[Saved entries]
— start —

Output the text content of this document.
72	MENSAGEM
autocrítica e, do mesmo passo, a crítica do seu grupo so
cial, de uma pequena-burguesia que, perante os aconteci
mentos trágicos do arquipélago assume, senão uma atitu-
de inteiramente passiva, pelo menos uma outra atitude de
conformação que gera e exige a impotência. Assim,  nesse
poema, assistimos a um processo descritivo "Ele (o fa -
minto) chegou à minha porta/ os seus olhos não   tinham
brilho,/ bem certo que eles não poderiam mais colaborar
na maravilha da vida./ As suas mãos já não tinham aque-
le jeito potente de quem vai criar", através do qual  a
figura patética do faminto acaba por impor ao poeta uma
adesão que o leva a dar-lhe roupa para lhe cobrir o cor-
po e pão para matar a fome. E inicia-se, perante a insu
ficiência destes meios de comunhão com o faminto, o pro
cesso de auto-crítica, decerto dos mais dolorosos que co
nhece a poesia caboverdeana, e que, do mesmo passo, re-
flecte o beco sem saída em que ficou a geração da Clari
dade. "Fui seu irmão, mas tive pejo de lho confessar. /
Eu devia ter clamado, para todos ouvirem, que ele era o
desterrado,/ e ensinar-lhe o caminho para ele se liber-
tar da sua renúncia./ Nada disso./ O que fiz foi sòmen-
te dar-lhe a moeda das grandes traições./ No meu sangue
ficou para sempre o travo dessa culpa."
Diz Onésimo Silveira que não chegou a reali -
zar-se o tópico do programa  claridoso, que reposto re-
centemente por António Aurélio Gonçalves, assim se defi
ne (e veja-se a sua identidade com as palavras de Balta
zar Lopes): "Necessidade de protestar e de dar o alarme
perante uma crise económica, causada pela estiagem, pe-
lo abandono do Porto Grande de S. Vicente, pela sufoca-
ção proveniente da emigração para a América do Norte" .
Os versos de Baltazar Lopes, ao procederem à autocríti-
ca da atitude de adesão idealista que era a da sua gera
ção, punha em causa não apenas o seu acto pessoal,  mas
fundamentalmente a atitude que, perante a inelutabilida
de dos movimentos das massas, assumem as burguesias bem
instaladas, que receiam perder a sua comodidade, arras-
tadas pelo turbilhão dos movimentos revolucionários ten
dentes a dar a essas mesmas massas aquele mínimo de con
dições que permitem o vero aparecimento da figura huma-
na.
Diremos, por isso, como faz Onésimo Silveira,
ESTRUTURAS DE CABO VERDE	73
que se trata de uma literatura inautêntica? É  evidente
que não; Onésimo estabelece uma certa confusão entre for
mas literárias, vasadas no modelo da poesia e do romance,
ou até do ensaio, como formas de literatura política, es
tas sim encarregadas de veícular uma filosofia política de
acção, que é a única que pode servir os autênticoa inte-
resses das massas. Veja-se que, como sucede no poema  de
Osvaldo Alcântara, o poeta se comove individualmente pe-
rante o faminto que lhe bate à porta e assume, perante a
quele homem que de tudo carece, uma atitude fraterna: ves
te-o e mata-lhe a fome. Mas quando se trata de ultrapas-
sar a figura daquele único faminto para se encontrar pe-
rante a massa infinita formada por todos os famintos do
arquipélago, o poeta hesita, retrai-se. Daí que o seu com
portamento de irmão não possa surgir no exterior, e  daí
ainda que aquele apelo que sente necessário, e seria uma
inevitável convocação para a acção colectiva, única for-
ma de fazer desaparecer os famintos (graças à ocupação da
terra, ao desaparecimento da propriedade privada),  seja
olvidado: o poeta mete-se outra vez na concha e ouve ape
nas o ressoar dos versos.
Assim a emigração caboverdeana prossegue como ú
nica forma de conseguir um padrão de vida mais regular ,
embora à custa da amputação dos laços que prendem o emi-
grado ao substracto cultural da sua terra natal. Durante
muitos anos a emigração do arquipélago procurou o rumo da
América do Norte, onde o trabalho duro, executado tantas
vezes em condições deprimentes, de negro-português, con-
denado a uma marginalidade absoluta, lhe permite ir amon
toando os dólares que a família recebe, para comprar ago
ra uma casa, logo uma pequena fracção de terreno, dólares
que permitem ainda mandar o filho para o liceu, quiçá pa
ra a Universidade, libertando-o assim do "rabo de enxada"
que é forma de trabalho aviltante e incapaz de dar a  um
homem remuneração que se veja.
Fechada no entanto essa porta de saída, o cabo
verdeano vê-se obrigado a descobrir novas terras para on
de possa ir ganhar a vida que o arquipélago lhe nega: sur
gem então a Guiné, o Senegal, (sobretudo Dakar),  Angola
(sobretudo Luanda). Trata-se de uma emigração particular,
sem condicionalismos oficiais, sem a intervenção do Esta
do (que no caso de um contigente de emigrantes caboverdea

— end —

_Exercise aim_
Copy out the data shown above without altering anything.

_Response for this exercise_
Output the text content of this document.
72	MENSAGEM
autocrítica e, do mesmo passo, a crítica do seu grupo so
cial, de uma pequena-burguesia que, perante os aconteci
mentos trágicos do arquipélago assume, senão uma atitu-
de inteiramente passiva, pelo menos uma outra atitude de
conformação que gera e exige a impotência. Assim,  nesse
poema, assistimos a um processo descritivo "Ele (o fa -
minto) chegou à minha porta/ os seus olhos não   tinham
brilho,/ bem certo que eles não poderiam mais colaborar
na maravilha da vida./ As suas mãos já não tinham aque-
le jeito potente de quem vai criar", através do qual  a
figura patética do faminto acaba por impor ao poeta uma
adesão que o leva a dar-lhe roupa para lhe cobrir o cor-
po e pão para matar a fome. E inicia-se, perante a insu
ficiência destes meios de comunhão com o faminto, o pro
cesso de auto-crítica, decerto dos mais dolorosos que co
nhece a poesia caboverdeana, e que, do mesmo passo, re-
flecte o beco sem saída em que ficou a geração da Clari
dade. "Fui seu irmão, mas tive pejo de lho confessar. /
Eu devia ter clamado, para todos ouvirem, que ele era o
desterrado,/ e ensinar-lhe o caminho para ele se liber-
tar da sua renúncia./ Nada disso./ O que fiz foi sòmen-
te dar-lhe a moeda das grandes traições./ No meu sangue
ficou para sempre o travo dessa culpa."
Diz Onésimo Silveira que não chegou a reali -
zar-se o tópico do programa  claridoso, que reposto re-
centemente por António Aurélio Gonçalves, assim se defi
ne (e veja-se a sua identidade com as palavras de Balta
zar Lopes): "Necessidade de protestar e de dar o alarme
perante uma crise económica, causada pela estiagem, pe-
lo abandono do Porto Grande de S. Vicente, pela sufoca-
ção proveniente da emigração para a América do Norte" .
Os versos de Baltazar Lopes, ao procederem à autocríti-
ca da atitude de adesão idealista que era a da sua gera
ção, punha em causa não apenas o seu acto pessoal,  mas
fundamentalmente a atitude que, perante a inelutabilida
de dos movimentos das massas, assumem as burguesias bem
instaladas, que receiam perder a sua comodidade, arras-
tadas pelo turbilhão dos movimentos revolucionários ten
dentes a dar a essas mesmas massas aquele mínimo de con
dições que permitem o vero aparecimento da figura huma-
na.
Diremos, por isso, como faz Onésimo Silveira,
ESTRUTURAS DE CABO VERDE	73
que se trata de uma literatura inautêntica? É  evidente
que não; Onésimo estabelece uma certa confusão entre for
mas literárias, vasadas no modelo da poesia e do romance,
ou até do ensaio, como formas de literatura política, es
tas sim encarregadas de veícular uma filosofia política de
acção, que é a única que pode servir os autênticoa inte-
resses das massas. Veja-se que, como sucede no poema  de
Osvaldo Alcântara, o poeta se comove individualmente pe-
rante o faminto que lhe bate à porta e assume, perante a
quele homem que de tudo carece, uma atitude fraterna: ves
te-o e mata-lhe a fome. Mas quando se trata de ultrapas-
sar a figura daquele único faminto para se encontrar pe-
rante a massa infinita formada por todos os famintos do
arquipélago, o poeta hesita, retrai-se. Daí que o seu com
portamento de irmão não possa surgir no exterior, e  daí
ainda que aquele apelo que sente necessário, e seria uma
inevitável convocação para a acção colectiva, única for-
ma de fazer desaparecer os famintos (graças à ocupação da
terra, ao desaparecimento da propriedade privada),  seja
olvidado: o poeta mete-se outra vez na concha e ouve ape
nas o ressoar dos versos.
Assim a emigração caboverdeana prossegue como ú
nica forma de conseguir um padrão de vida mais regular ,
embora à custa da amputação dos laços que prendem o emi-
grado ao substracto cultural da sua terra natal. Durante
muitos anos a emigração do arquipélago procurou o rumo da
América do Norte, onde o trabalho duro, executado tantas
vezes em condições deprimentes, de negro-português, con-
denado a uma marginalidade absoluta, lhe permite ir amon
toando os dólares que a família recebe, para comprar ago
ra uma casa, logo uma pequena fracção de terreno, dólares
que permitem ainda mandar o filho para o liceu, quiçá pa
ra a Universidade, libertando-o assim do "rabo de enxada"
que é forma de trabalho aviltante e incapaz de dar a  um
homem remuneração que se veja.
Fechada no entanto essa porta de saída, o cabo
verdeano vê-se obrigado a descobrir novas terras para on
de possa ir ganhar a vida que o arquipélago lhe nega: sur
gem então a Guiné, o Senegal, (sobretudo Dakar),  Angola
(sobretudo Luanda). Trata-se de uma emigração particular,
sem condicionalismos oficiais, sem a intervenção do Esta
do (que no caso de um contigente de emigrantes caboverdea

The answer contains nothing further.